• [Exercise inputs]
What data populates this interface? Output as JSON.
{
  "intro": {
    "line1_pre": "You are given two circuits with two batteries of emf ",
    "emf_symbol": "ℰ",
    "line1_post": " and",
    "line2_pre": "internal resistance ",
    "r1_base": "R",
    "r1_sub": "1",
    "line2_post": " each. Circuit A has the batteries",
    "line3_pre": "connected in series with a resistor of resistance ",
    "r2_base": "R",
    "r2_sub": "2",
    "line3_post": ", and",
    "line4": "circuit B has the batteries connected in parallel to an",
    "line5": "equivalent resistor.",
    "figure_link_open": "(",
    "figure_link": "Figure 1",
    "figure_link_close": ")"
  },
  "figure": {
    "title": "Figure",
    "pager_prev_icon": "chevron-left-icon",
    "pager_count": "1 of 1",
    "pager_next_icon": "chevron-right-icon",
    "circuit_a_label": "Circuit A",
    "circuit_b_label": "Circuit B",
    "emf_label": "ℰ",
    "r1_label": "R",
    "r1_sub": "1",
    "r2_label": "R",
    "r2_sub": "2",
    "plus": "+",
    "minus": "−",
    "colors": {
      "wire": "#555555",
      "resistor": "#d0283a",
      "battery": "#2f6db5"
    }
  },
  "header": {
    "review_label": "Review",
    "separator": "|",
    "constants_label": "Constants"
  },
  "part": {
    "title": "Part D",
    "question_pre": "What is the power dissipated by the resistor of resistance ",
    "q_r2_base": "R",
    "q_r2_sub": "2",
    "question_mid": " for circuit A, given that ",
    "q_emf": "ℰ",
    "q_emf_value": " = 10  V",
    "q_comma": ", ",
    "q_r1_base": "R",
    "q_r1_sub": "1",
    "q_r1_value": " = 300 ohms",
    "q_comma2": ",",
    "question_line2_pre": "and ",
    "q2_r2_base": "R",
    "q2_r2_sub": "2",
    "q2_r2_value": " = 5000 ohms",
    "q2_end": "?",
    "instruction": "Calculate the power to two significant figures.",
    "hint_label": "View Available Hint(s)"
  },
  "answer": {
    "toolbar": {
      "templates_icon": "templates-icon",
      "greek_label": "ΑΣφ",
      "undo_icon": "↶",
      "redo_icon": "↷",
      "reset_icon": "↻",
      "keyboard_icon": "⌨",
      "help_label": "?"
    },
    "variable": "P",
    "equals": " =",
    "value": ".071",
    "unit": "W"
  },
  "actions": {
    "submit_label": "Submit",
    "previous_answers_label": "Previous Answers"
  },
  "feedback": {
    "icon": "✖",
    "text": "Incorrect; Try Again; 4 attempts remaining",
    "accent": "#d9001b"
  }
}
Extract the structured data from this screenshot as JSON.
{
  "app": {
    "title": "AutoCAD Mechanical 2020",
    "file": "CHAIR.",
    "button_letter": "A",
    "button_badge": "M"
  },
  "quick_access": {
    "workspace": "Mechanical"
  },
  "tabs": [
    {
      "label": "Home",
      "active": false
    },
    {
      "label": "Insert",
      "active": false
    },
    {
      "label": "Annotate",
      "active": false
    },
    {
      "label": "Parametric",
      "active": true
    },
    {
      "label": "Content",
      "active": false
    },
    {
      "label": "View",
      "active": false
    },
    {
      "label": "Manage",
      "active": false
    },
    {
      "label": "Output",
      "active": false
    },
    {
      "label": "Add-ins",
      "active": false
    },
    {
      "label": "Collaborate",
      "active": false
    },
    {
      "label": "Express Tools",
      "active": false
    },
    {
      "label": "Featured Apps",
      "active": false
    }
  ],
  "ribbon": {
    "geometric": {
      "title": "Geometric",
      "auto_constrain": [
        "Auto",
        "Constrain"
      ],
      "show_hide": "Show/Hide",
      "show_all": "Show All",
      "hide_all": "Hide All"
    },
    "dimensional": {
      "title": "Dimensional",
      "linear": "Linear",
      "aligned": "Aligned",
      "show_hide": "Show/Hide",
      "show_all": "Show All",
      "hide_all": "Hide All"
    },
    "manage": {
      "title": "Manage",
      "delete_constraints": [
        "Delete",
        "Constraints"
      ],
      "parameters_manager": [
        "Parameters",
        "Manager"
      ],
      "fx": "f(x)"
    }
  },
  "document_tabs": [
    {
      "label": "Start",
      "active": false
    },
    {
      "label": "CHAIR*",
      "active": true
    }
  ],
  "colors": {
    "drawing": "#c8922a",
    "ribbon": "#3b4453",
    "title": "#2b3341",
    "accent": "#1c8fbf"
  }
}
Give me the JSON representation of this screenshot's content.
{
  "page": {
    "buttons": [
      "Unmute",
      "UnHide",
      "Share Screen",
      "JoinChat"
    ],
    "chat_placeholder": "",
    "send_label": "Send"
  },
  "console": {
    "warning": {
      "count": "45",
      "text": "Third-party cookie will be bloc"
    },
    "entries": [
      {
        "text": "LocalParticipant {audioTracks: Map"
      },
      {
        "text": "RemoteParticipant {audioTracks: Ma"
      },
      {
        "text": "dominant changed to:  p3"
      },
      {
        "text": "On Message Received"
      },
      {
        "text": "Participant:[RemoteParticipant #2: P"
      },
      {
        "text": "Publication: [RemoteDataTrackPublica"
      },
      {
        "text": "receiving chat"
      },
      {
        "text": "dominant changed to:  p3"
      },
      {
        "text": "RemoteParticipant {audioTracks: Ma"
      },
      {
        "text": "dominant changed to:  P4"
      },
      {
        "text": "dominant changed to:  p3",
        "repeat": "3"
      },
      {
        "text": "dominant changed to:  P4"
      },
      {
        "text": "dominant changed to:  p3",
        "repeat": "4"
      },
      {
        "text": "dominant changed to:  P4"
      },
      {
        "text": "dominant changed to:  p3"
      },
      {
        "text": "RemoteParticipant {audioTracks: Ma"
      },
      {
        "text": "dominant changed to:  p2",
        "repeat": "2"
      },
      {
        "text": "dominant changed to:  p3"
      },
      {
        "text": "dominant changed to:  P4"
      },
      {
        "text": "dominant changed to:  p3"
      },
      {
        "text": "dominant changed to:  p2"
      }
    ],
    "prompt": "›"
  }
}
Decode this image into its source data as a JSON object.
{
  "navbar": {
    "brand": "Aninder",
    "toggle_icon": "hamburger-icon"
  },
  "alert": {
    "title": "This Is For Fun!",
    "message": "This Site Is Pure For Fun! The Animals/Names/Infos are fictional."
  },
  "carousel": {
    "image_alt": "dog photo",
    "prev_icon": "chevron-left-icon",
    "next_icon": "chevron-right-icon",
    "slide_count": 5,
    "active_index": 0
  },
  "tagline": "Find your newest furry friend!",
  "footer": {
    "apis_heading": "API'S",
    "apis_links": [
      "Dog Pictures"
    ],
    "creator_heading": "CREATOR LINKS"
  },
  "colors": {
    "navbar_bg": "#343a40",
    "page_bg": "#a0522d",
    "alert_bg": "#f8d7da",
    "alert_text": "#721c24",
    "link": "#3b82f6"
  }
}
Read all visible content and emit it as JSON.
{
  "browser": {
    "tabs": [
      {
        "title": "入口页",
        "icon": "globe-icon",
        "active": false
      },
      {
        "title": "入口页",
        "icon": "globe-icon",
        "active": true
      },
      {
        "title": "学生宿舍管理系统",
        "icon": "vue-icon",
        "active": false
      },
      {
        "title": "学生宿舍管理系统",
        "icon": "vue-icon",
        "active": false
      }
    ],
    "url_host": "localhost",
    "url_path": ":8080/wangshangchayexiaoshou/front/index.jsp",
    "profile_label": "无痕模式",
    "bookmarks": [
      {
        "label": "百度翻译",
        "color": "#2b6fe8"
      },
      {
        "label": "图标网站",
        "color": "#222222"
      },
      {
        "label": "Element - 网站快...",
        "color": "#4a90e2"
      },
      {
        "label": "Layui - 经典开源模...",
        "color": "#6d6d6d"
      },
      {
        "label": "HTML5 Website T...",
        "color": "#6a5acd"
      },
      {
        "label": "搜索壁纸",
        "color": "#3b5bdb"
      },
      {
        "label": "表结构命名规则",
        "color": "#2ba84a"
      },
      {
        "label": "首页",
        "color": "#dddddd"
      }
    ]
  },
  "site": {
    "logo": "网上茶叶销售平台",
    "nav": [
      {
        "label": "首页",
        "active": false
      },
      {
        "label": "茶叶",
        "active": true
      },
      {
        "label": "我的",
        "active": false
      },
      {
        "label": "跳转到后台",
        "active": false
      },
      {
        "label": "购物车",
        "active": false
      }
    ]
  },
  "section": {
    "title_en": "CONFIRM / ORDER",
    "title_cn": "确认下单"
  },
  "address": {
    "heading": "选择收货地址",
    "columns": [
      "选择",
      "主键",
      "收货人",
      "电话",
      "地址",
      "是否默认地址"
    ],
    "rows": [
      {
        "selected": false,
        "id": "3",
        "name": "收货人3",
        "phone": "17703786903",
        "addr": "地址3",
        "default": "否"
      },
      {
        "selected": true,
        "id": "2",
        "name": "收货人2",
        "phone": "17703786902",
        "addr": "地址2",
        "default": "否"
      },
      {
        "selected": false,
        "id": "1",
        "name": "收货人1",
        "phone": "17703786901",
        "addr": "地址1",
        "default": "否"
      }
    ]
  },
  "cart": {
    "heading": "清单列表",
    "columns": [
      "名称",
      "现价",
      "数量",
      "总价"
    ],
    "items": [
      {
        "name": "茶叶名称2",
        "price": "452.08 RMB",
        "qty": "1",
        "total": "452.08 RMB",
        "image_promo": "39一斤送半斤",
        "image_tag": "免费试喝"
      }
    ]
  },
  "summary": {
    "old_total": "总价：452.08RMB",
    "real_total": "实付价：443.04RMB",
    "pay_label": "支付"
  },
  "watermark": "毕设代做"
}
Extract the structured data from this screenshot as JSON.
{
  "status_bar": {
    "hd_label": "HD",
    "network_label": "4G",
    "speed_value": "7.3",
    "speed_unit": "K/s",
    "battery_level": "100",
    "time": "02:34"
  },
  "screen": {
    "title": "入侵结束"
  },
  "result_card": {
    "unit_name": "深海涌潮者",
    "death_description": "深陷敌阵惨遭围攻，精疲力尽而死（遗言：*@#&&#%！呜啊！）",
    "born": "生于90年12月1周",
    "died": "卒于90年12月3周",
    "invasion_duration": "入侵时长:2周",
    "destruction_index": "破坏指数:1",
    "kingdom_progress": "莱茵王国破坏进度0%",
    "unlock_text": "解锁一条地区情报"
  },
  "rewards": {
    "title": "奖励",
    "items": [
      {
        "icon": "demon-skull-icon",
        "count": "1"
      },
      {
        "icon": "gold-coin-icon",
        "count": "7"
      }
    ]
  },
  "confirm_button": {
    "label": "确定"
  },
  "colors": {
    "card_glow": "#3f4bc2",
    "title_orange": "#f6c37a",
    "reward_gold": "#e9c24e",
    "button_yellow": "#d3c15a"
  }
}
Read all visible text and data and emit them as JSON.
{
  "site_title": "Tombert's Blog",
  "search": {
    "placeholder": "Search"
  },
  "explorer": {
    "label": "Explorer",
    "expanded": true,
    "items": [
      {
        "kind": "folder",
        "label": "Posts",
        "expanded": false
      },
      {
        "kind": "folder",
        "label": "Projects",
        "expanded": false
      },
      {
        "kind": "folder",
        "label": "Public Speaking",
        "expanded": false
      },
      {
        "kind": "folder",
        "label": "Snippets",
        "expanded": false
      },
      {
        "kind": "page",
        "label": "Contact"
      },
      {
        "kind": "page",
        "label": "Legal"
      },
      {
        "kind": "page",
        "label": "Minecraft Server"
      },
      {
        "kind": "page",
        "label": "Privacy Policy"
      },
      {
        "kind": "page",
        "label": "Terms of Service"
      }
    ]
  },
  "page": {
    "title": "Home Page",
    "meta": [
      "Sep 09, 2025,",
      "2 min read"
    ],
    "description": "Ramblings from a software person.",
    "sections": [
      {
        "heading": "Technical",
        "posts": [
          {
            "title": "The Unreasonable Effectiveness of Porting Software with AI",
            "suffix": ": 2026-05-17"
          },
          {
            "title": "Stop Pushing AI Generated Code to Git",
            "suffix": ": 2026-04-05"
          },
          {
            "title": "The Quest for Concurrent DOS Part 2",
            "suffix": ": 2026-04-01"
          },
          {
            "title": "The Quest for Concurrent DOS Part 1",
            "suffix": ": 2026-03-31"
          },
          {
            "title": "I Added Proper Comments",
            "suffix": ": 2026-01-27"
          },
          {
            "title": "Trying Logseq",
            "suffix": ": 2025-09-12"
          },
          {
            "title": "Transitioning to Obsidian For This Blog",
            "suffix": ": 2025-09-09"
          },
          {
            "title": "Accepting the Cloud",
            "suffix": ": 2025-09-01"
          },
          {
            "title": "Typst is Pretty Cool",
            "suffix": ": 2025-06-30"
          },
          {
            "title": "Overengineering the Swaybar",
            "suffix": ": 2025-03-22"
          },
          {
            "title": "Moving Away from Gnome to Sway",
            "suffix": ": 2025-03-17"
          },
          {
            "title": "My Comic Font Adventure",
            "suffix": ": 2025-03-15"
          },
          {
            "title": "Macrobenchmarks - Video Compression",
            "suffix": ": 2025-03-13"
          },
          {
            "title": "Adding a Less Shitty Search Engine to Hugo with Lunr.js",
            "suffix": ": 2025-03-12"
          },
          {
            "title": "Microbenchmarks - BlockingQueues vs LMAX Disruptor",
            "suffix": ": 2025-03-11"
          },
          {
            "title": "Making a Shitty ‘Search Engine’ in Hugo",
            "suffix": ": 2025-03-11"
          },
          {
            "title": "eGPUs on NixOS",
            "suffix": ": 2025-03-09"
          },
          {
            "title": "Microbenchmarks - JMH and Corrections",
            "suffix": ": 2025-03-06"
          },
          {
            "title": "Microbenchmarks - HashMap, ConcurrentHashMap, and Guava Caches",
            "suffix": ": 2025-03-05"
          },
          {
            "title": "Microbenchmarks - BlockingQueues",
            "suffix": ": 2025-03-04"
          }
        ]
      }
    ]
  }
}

• [Aim of the task] From the entries above, copy out every line where the string "ohms" appears.

• [Solution for this exercise]
    "q_r1_value": " = 300 ohms",
    "q2_r2_value": " = 5000 ohms",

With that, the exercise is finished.